* Items *
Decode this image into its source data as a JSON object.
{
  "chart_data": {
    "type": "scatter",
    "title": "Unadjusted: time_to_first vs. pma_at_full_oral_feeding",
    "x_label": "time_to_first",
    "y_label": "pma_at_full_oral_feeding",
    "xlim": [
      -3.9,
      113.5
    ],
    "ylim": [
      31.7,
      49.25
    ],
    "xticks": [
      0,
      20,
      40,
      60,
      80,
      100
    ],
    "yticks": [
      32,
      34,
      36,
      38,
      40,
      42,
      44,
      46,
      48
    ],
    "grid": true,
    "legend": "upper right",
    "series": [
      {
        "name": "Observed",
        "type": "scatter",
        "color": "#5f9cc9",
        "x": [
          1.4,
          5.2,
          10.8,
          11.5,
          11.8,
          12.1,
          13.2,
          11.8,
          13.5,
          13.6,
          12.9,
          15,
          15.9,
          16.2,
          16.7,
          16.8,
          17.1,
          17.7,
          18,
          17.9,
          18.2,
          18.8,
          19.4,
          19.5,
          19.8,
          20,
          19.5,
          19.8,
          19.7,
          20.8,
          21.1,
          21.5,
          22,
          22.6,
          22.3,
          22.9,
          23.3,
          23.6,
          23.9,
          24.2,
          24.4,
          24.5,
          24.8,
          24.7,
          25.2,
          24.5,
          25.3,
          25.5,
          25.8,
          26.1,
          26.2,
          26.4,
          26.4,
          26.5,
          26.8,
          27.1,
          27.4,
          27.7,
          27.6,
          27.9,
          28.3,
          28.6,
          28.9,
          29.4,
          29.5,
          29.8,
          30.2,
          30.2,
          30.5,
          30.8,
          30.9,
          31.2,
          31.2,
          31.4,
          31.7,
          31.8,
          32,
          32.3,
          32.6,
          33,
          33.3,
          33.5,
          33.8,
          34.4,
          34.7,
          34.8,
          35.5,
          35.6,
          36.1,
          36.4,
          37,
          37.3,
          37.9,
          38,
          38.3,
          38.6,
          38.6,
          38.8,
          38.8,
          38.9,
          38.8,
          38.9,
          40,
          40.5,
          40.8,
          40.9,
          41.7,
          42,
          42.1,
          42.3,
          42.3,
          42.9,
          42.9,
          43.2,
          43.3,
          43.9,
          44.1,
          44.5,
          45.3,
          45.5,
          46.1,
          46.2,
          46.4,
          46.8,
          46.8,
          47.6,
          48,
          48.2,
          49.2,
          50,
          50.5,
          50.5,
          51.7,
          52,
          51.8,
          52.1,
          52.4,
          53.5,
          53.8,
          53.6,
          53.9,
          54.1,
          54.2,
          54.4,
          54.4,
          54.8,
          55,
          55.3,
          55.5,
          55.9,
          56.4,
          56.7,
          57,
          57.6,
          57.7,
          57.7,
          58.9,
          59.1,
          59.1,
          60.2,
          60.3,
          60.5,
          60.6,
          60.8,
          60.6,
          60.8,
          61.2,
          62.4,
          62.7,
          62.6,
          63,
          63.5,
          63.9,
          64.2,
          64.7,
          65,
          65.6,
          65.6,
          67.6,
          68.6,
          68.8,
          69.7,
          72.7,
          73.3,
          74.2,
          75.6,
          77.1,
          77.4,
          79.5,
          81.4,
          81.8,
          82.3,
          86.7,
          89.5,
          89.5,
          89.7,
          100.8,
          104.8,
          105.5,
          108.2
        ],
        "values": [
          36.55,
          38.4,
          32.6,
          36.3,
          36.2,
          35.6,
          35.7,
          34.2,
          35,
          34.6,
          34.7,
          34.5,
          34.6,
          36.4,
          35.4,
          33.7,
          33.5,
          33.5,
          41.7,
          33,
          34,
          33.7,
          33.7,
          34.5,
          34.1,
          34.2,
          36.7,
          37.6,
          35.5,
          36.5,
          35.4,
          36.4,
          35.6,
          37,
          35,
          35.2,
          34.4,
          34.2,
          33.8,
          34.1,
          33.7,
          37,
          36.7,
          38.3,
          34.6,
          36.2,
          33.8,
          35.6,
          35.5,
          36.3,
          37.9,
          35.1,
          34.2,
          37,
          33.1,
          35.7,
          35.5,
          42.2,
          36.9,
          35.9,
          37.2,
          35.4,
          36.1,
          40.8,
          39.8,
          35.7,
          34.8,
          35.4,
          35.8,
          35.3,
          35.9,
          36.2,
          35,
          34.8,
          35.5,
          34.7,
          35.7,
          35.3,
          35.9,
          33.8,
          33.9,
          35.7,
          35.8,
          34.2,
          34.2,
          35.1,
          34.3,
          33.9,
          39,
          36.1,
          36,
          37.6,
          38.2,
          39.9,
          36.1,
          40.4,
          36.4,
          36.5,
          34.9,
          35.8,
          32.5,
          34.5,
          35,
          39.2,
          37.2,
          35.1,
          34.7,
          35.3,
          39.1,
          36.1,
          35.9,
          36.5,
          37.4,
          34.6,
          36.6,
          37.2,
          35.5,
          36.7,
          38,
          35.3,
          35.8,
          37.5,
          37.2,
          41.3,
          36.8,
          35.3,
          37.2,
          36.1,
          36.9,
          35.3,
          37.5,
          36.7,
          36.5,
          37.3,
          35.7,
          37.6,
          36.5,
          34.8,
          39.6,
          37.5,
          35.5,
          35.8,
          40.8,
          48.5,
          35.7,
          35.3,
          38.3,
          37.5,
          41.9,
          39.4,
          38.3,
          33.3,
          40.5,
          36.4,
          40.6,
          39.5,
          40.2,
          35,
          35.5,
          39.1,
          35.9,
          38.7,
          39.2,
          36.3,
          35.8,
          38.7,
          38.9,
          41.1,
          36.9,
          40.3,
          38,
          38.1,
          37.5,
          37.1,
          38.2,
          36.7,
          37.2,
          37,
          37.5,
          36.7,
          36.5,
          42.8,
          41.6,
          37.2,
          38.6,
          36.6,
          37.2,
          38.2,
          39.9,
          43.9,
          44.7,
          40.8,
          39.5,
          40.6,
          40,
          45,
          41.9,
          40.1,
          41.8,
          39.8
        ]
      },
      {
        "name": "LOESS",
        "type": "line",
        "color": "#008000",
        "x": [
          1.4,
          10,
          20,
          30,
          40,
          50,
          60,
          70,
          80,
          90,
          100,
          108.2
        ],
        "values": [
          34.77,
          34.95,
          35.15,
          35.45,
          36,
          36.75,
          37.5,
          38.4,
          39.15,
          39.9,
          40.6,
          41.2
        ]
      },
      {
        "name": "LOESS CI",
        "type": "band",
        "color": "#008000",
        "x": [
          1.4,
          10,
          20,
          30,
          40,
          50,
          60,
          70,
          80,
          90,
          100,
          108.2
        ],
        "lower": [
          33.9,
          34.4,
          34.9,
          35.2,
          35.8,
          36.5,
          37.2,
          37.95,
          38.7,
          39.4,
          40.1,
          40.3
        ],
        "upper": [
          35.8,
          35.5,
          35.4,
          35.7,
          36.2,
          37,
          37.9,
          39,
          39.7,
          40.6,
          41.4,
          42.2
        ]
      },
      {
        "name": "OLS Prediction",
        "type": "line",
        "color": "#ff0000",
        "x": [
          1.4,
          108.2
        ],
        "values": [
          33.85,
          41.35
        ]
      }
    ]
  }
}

* What to produce *
Recopy all the lines exactly as they appear.

* Answer to this task *
Decode this image into its source data as a JSON object.
{
  "chart_data": {
    "type": "scatter",
    "title": "Unadjusted: time_to_first vs. pma_at_full_oral_feeding",
    "x_label": "time_to_first",
    "y_label": "pma_at_full_oral_feeding",
    "xlim": [
      -3.9,
      113.5
    ],
    "ylim": [
      31.7,
      49.25
    ],
    "xticks": [
      0,
      20,
      40,
      60,
      80,
      100
    ],
    "yticks": [
      32,
      34,
      36,
      38,
      40,
      42,
      44,
      46,
      48
    ],
    "grid": true,
    "legend": "upper right",
    "series": [
      {
        "name": "Observed",
        "type": "scatter",
        "color": "#5f9cc9",
        "x": [
          1.4,
          5.2,
          10.8,
          11.5,
          11.8,
          12.1,
          13.2,
          11.8,
          13.5,
          13.6,
          12.9,
          15,
          15.9,
          16.2,
          16.7,
          16.8,
          17.1,
          17.7,
          18,
          17.9,
          18.2,
          18.8,
          19.4,
          19.5,
          19.8,
          20,
          19.5,
          19.8,
          19.7,
          20.8,
          21.1,
          21.5,
          22,
          22.6,
          22.3,
          22.9,
          23.3,
          23.6,
          23.9,
          24.2,
          24.4,
          24.5,
          24.8,
          24.7,
          25.2,
          24.5,
          25.3,
          25.5,
          25.8,
          26.1,
          26.2,
          26.4,
          26.4,
          26.5,
          26.8,
          27.1,
          27.4,
          27.7,
          27.6,
          27.9,
          28.3,
          28.6,
          28.9,
          29.4,
          29.5,
          29.8,
          30.2,
          30.2,
          30.5,
          30.8,
          30.9,
          31.2,
          31.2,
          31.4,
          31.7,
          31.8,
          32,
          32.3,
          32.6,
          33,
          33.3,
          33.5,
          33.8,
          34.4,
          34.7,
          34.8,
          35.5,
          35.6,
          36.1,
          36.4,
          37,
          37.3,
          37.9,
          38,
          38.3,
          38.6,
          38.6,
          38.8,
          38.8,
          38.9,
          38.8,
          38.9,
          40,
          40.5,
          40.8,
          40.9,
          41.7,
          42,
          42.1,
          42.3,
          42.3,
          42.9,
          42.9,
          43.2,
          43.3,
          43.9,
          44.1,
          44.5,
          45.3,
          45.5,
          46.1,
          46.2,
          46.4,
          46.8,
          46.8,
          47.6,
          48,
          48.2,
          49.2,
          50,
          50.5,
          50.5,
          51.7,
          52,
          51.8,
          52.1,
          52.4,
          53.5,
          53.8,
          53.6,
          53.9,
          54.1,
          54.2,
          54.4,
          54.4,
          54.8,
          55,
          55.3,
          55.5,
          55.9,
          56.4,
          56.7,
          57,
          57.6,
          57.7,
          57.7,
          58.9,
          59.1,
          59.1,
          60.2,
          60.3,
          60.5,
          60.6,
          60.8,
          60.6,
          60.8,
          61.2,
          62.4,
          62.7,
          62.6,
          63,
          63.5,
          63.9,
          64.2,
          64.7,
          65,
          65.6,
          65.6,
          67.6,
          68.6,
          68.8,
          69.7,
          72.7,
          73.3,
          74.2,
          75.6,
          77.1,
          77.4,
          79.5,
          81.4,
          81.8,
          82.3,
          86.7,
          89.5,
          89.5,
          89.7,
          100.8,
          104.8,
          105.5,
          108.2
        ],
        "values": [
          36.55,
          38.4,
          32.6,
          36.3,
          36.2,
          35.6,
          35.7,
          34.2,
          35,
          34.6,
          34.7,
          34.5,
          34.6,
          36.4,
          35.4,
          33.7,
          33.5,
          33.5,
          41.7,
          33,
          34,
          33.7,
          33.7,
          34.5,
          34.1,
          34.2,
          36.7,
          37.6,
          35.5,
          36.5,
          35.4,
          36.4,
          35.6,
          37,
          35,
          35.2,
          34.4,
          34.2,
          33.8,
          34.1,
          33.7,
          37,
          36.7,
          38.3,
          34.6,
          36.2,
          33.8,
          35.6,
          35.5,
          36.3,
          37.9,
          35.1,
          34.2,
          37,
          33.1,
          35.7,
          35.5,
          42.2,
          36.9,
          35.9,
          37.2,
          35.4,
          36.1,
          40.8,
          39.8,
          35.7,
          34.8,
          35.4,
          35.8,
          35.3,
          35.9,
          36.2,
          35,
          34.8,
          35.5,
          34.7,
          35.7,
          35.3,
          35.9,
          33.8,
          33.9,
          35.7,
          35.8,
          34.2,
          34.2,
          35.1,
          34.3,
          33.9,
          39,
          36.1,
          36,
          37.6,
          38.2,
          39.9,
          36.1,
          40.4,
          36.4,
          36.5,
          34.9,
          35.8,
          32.5,
          34.5,
          35,
          39.2,
          37.2,
          35.1,
          34.7,
          35.3,
          39.1,
          36.1,
          35.9,
          36.5,
          37.4,
          34.6,
          36.6,
          37.2,
          35.5,
          36.7,
          38,
          35.3,
          35.8,
          37.5,
          37.2,
          41.3,
          36.8,
          35.3,
          37.2,
          36.1,
          36.9,
          35.3,
          37.5,
          36.7,
          36.5,
          37.3,
          35.7,
          37.6,
          36.5,
          34.8,
          39.6,
          37.5,
          35.5,
          35.8,
          40.8,
          48.5,
          35.7,
          35.3,
          38.3,
          37.5,
          41.9,
          39.4,
          38.3,
          33.3,
          40.5,
          36.4,
          40.6,
          39.5,
          40.2,
          35,
          35.5,
          39.1,
          35.9,
          38.7,
          39.2,
          36.3,
          35.8,
          38.7,
          38.9,
          41.1,
          36.9,
          40.3,
          38,
          38.1,
          37.5,
          37.1,
          38.2,
          36.7,
          37.2,
          37,
          37.5,
          36.7,
          36.5,
          42.8,
          41.6,
          37.2,
          38.6,
          36.6,
          37.2,
          38.2,
          39.9,
          43.9,
          44.7,
          40.8,
          39.5,
          40.6,
          40,
          45,
          41.9,
          40.1,
          41.8,
          39.8
        ]
      },
      {
        "name": "LOESS",
        "type": "line",
        "color": "#008000",
        "x": [
          1.4,
          10,
          20,
          30,
          40,
          50,
          60,
          70,
          80,
          90,
          100,
          108.2
        ],
        "values": [
          34.77,
          34.95,
          35.15,
          35.45,
          36,
          36.75,
          37.5,
          38.4,
          39.15,
          39.9,
          40.6,
          41.2
        ]
      },
      {
        "name": "LOESS CI",
        "type": "band",
        "color": "#008000",
        "x": [
          1.4,
          10,
          20,
          30,
          40,
          50,
          60,
          70,
          80,
          90,
          100,
          108.2
        ],
        "lower": [
          33.9,
          34.4,
          34.9,
          35.2,
          35.8,
          36.5,
          37.2,
          37.95,
          38.7,
          39.4,
          40.1,
          40.3
        ],
        "upper": [
          35.8,
          35.5,
          35.4,
          35.7,
          36.2,
          37,
          37.9,
          39,
          39.7,
          40.6,
          41.4,
          42.2
        ]
      },
      {
        "name": "OLS Prediction",
        "type": "line",
        "color": "#ff0000",
        "x": [
          1.4,
          108.2
        ],
        "values": [
          33.85,
          41.35
        ]
      }
    ]
  }
}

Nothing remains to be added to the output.